### Objective:
What lines of the data include the string "ylabel"? Copy them all.

Records from a dataset:
————————

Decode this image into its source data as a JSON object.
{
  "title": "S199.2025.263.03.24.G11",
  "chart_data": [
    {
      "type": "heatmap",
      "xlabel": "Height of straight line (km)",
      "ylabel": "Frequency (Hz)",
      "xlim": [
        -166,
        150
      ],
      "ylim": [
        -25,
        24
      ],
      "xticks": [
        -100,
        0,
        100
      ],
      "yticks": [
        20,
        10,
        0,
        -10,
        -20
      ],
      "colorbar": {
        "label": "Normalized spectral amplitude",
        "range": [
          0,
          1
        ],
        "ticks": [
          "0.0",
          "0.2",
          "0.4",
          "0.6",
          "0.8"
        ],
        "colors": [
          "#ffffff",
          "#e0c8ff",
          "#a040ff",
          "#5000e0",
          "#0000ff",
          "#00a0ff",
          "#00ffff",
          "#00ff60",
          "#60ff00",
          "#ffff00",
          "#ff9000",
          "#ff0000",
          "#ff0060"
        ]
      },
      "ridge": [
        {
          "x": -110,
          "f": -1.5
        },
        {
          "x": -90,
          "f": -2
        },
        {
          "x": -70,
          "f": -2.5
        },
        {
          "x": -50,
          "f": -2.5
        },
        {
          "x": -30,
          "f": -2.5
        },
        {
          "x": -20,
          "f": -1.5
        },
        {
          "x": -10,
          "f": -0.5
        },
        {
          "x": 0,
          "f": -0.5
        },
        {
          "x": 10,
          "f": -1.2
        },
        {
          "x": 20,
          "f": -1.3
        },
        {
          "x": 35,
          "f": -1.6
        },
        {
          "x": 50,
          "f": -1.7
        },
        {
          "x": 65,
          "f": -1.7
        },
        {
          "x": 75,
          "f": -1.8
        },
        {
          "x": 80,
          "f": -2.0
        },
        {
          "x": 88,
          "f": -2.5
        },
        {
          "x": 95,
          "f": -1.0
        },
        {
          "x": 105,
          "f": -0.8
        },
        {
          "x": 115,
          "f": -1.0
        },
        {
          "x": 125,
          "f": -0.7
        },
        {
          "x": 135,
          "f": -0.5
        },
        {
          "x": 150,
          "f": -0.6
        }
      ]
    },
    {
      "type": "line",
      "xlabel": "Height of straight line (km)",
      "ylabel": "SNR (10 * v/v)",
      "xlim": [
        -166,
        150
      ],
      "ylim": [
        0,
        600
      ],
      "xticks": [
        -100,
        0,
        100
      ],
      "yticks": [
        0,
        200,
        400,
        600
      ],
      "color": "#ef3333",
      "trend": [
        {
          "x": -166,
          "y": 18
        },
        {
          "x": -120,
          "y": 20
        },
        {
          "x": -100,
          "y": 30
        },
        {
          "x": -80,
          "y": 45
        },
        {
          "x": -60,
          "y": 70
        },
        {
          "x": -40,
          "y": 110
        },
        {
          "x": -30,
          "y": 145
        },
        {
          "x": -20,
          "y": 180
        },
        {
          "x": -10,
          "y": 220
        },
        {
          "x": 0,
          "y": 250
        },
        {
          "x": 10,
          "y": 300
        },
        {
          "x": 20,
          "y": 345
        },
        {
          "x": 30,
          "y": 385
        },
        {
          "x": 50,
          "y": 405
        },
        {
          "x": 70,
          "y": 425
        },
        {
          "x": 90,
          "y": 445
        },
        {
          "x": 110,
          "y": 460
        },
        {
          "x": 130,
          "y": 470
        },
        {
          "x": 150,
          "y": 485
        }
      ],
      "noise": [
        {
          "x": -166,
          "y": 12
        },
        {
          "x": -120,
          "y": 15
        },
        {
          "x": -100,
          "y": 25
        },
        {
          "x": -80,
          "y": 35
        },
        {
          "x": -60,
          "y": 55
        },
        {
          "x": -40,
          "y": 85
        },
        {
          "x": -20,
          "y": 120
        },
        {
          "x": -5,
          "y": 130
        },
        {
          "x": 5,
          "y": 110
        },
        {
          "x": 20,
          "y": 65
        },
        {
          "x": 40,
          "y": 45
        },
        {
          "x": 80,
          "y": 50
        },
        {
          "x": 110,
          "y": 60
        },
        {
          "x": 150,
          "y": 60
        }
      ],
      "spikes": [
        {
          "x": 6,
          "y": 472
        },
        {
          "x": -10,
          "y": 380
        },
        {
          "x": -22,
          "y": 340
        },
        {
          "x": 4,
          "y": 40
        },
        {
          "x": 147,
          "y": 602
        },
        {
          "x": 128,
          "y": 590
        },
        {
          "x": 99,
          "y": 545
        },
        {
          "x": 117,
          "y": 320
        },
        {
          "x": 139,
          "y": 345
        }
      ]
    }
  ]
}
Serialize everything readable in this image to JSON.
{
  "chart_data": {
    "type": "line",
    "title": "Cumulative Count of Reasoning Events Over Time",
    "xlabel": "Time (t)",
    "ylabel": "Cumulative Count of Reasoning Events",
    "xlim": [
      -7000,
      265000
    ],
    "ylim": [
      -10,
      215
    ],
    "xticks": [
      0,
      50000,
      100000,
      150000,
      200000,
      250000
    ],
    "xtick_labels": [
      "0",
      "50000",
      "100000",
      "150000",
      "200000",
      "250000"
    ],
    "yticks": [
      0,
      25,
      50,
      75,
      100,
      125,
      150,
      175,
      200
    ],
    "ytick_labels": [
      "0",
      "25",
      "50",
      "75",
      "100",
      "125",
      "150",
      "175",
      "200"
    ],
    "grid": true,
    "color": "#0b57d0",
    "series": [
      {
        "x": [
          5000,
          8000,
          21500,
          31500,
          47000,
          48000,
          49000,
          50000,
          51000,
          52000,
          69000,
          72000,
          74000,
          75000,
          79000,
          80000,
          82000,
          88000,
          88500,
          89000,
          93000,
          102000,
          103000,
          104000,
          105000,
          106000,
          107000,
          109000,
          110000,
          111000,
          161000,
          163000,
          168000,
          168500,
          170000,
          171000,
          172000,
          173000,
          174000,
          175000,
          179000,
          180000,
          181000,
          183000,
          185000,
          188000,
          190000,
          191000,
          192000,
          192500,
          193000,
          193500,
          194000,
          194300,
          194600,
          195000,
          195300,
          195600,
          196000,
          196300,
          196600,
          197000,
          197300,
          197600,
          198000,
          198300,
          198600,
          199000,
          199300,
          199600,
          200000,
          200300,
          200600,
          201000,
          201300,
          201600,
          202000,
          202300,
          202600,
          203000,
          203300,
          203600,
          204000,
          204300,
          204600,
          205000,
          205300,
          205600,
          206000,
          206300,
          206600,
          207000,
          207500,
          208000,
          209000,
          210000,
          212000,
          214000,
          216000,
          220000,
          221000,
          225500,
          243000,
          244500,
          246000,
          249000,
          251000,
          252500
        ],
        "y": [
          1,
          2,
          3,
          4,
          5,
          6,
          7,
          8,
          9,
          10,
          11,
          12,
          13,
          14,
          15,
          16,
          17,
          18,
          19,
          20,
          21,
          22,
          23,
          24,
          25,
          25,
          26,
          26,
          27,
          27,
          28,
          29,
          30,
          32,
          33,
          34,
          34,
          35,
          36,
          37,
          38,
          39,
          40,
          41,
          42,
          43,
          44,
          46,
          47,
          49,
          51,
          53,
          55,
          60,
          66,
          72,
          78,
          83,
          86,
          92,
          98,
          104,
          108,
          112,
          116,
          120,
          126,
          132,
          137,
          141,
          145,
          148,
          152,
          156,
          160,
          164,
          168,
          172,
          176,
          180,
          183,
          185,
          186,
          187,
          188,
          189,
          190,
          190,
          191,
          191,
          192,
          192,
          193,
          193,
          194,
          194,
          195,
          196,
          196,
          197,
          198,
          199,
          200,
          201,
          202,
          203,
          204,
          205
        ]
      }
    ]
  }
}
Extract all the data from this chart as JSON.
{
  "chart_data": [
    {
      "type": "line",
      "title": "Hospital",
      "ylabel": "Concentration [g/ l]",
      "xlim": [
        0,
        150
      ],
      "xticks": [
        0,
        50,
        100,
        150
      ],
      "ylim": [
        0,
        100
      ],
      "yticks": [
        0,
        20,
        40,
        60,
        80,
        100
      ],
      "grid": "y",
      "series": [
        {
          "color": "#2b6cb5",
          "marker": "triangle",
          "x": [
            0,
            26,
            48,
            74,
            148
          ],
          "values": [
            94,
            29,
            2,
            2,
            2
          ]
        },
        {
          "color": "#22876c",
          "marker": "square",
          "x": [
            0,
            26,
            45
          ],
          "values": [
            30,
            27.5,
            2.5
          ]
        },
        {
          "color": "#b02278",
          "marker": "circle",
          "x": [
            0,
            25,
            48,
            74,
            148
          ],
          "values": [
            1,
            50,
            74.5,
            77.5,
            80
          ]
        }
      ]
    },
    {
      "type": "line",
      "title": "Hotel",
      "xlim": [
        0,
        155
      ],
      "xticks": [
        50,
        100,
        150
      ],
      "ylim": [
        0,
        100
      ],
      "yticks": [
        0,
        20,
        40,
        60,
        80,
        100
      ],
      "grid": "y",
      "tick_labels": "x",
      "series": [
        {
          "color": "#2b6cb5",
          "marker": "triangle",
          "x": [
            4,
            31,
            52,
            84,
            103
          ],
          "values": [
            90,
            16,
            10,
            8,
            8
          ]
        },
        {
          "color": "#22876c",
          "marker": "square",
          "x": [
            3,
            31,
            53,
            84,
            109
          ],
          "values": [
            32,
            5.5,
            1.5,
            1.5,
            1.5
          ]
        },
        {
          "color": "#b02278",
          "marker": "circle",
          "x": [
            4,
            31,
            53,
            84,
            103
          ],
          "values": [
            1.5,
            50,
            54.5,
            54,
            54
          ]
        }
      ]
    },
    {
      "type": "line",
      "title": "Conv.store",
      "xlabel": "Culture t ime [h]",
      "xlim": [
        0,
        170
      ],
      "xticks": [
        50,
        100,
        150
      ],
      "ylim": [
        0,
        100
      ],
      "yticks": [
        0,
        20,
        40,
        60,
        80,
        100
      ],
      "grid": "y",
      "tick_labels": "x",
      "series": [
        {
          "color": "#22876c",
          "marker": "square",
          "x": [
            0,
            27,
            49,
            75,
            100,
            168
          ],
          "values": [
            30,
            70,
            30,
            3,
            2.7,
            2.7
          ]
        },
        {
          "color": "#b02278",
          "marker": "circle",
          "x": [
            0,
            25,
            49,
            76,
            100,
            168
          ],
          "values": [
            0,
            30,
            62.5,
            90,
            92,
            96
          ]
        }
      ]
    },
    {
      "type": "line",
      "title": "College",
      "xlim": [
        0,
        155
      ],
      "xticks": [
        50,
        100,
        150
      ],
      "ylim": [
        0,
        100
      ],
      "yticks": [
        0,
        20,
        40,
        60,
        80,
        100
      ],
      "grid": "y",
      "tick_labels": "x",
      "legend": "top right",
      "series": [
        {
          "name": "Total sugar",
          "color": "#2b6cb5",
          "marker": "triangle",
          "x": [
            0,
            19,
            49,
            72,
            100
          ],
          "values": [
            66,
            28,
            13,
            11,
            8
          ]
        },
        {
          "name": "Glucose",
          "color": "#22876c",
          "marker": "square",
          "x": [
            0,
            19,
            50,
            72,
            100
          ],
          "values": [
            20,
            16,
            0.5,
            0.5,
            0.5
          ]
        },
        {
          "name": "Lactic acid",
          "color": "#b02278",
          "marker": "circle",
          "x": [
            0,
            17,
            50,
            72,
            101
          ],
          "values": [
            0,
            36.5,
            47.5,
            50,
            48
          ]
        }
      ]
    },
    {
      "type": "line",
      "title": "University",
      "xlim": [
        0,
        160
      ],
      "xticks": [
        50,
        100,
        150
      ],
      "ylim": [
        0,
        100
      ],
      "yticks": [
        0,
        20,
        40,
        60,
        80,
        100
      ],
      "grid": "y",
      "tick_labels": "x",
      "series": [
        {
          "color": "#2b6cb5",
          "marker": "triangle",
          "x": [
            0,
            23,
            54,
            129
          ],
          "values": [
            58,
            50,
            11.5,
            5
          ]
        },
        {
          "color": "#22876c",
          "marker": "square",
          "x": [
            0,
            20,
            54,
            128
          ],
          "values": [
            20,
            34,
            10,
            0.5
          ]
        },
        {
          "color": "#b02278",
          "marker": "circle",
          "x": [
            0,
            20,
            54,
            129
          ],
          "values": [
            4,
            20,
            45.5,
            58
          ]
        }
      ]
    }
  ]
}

————————

### Solution to this problem:
      "ylabel": "Frequency (Hz)",
      "ylabel": "SNR (10 * v/v)",
    "ylabel": "Cumulative Count of Reasoning Events",
      "ylabel": "Concentration [g/ l]",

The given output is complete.